* **Stored records**:
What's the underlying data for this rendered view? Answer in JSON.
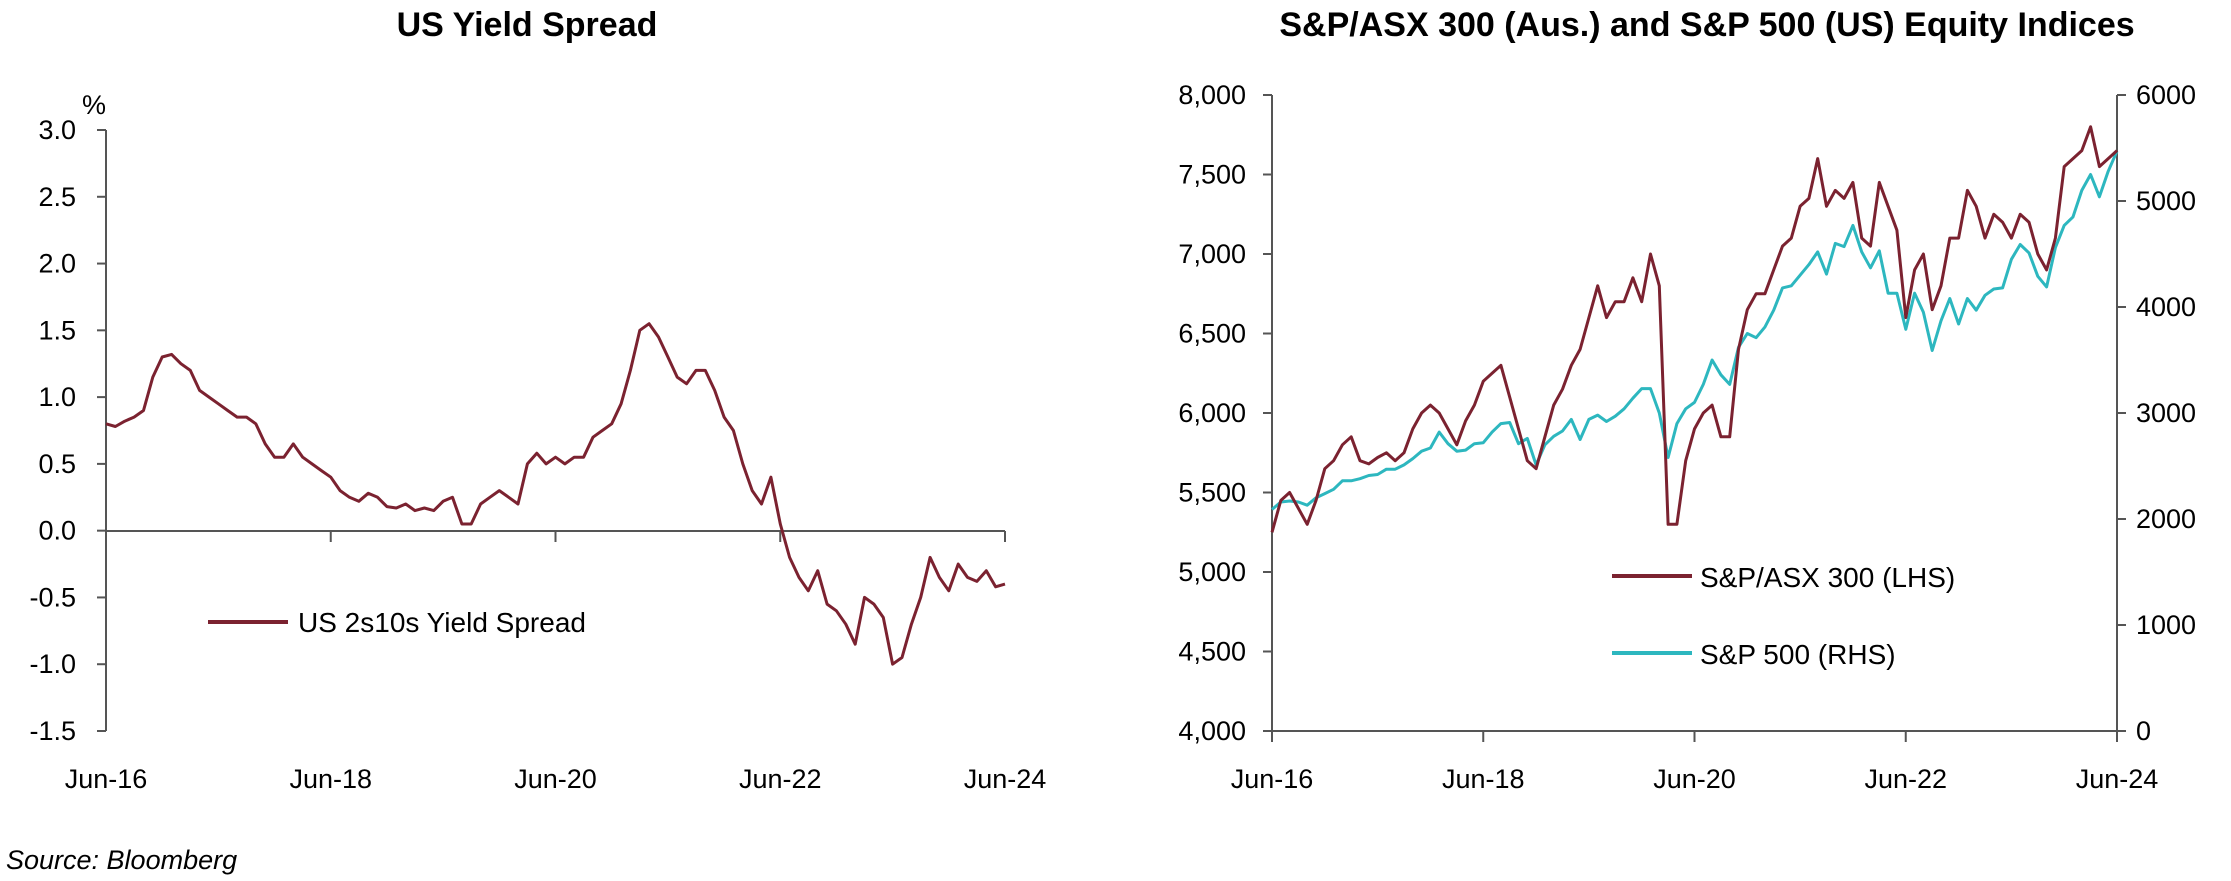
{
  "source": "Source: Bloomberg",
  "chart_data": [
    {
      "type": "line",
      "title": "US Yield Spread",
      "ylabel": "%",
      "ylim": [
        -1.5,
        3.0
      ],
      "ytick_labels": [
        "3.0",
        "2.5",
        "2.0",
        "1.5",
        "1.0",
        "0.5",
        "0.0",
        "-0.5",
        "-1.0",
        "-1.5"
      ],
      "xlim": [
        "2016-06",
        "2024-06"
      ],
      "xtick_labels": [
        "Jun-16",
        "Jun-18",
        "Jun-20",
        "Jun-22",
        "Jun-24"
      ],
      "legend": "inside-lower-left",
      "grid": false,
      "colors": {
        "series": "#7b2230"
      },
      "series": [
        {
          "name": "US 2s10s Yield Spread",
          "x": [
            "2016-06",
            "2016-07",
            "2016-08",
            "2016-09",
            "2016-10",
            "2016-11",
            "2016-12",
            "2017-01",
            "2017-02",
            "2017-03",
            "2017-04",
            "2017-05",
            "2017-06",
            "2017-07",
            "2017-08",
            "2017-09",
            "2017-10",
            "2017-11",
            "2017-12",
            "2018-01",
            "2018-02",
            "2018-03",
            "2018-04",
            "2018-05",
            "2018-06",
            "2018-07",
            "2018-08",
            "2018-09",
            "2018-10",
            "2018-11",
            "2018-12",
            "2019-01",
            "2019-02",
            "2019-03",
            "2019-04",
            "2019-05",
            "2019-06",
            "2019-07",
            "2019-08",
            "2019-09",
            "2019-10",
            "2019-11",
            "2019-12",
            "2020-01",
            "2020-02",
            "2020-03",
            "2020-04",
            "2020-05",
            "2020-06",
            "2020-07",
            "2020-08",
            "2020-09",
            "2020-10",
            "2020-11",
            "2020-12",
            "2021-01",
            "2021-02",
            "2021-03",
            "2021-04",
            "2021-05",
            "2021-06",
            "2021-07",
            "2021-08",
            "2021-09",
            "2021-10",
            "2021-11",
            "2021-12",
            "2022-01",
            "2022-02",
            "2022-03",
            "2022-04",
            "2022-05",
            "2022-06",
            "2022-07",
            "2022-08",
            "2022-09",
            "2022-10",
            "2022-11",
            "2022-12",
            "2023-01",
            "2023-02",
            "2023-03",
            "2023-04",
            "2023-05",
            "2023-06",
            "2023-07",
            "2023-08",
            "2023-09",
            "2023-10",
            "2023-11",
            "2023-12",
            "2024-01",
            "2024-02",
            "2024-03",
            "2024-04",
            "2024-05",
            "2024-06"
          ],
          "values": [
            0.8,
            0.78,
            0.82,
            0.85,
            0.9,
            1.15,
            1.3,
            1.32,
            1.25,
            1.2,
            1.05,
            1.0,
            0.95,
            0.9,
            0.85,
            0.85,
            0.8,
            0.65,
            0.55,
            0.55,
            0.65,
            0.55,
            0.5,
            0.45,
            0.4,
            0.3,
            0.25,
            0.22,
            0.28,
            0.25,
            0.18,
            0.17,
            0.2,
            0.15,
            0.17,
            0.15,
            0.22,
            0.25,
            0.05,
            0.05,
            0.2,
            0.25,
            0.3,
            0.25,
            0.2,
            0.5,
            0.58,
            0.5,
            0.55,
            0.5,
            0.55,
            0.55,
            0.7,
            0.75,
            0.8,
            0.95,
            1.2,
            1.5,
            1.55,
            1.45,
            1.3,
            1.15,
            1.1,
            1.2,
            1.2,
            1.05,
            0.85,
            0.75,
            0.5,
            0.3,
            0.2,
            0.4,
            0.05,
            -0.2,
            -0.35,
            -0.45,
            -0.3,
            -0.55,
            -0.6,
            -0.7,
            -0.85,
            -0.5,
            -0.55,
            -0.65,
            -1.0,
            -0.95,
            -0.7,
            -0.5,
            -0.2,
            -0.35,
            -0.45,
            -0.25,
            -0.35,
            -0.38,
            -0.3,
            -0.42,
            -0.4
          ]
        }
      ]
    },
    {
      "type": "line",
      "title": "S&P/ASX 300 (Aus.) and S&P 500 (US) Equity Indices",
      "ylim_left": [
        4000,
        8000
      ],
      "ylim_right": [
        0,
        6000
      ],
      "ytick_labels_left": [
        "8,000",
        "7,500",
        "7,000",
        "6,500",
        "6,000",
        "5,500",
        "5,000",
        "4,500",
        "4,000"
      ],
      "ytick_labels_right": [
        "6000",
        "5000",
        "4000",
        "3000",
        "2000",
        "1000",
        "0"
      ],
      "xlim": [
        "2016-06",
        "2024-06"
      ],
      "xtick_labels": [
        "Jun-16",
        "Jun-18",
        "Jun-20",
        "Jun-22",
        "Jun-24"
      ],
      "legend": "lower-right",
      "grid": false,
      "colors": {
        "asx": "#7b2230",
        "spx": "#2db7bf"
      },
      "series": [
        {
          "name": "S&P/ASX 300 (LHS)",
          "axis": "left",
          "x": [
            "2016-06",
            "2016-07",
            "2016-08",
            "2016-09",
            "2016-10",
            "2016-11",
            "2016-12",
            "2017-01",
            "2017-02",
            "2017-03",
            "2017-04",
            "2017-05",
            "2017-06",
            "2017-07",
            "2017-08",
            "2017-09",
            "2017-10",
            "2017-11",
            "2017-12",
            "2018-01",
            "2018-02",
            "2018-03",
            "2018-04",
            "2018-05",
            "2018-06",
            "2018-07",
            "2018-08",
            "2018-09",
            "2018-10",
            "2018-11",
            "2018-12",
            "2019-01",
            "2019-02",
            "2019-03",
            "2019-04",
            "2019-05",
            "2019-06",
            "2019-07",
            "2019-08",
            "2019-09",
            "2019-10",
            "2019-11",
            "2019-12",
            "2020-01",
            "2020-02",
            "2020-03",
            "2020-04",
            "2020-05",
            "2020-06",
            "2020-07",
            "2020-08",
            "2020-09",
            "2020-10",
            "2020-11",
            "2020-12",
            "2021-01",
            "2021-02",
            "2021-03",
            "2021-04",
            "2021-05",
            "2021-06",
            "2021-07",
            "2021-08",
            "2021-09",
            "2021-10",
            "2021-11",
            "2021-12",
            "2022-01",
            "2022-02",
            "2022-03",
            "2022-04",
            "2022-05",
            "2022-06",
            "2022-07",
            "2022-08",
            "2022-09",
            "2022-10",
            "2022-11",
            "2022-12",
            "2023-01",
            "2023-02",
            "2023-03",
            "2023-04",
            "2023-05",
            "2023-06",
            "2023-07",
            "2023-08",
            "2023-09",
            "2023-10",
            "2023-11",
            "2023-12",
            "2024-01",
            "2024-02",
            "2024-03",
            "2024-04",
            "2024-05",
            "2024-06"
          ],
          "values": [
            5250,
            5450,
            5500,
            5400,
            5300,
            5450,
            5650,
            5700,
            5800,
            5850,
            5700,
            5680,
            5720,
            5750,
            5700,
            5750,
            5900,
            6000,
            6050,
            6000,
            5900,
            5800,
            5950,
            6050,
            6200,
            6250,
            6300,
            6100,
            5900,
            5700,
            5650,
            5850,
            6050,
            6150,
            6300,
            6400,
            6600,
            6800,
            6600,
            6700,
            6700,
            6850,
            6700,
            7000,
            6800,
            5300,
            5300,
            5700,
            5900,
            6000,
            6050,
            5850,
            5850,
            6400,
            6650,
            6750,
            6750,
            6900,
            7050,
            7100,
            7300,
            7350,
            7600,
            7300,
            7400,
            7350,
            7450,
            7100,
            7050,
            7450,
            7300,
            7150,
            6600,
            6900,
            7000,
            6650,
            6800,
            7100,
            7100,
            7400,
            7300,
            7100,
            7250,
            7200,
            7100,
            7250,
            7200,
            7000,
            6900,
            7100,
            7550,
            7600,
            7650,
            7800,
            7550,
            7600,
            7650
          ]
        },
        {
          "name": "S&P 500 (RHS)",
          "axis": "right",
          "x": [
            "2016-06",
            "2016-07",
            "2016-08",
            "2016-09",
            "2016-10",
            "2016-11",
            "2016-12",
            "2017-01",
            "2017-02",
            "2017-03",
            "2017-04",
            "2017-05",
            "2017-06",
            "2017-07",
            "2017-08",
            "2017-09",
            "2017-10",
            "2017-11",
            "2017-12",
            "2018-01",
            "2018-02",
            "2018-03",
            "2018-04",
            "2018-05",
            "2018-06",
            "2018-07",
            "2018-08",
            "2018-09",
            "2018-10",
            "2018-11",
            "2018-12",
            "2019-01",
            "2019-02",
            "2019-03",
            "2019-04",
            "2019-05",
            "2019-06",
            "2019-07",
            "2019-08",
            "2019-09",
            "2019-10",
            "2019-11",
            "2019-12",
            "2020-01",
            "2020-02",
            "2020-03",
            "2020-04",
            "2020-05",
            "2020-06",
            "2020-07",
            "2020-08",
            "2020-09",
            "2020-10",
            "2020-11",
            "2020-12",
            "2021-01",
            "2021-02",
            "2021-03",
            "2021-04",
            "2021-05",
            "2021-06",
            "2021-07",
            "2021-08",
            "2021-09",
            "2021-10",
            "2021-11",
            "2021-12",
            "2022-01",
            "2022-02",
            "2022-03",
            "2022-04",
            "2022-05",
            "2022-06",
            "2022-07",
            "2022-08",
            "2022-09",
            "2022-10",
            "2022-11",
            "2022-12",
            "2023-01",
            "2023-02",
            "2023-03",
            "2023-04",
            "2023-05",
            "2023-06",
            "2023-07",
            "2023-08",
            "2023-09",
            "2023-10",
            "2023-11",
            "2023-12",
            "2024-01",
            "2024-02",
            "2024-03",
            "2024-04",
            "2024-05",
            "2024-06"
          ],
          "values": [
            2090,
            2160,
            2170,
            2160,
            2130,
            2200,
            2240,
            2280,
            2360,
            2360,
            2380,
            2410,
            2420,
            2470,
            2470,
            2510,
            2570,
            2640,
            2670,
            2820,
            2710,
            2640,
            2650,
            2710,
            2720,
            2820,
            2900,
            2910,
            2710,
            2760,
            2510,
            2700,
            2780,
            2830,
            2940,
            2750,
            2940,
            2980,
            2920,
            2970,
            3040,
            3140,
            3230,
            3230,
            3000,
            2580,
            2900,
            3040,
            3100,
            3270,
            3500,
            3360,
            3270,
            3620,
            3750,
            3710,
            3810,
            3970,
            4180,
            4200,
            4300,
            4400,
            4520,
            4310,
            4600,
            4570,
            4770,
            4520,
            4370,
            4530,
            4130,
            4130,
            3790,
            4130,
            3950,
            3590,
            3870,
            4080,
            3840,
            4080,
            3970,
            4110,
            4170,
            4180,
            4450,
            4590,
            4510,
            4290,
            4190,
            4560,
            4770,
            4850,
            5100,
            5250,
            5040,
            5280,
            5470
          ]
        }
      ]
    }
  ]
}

* **Problem requirements**:
How many of the lines above include the string "Yield"? Reply with the number by itself.

* **Solution for this problem**:
2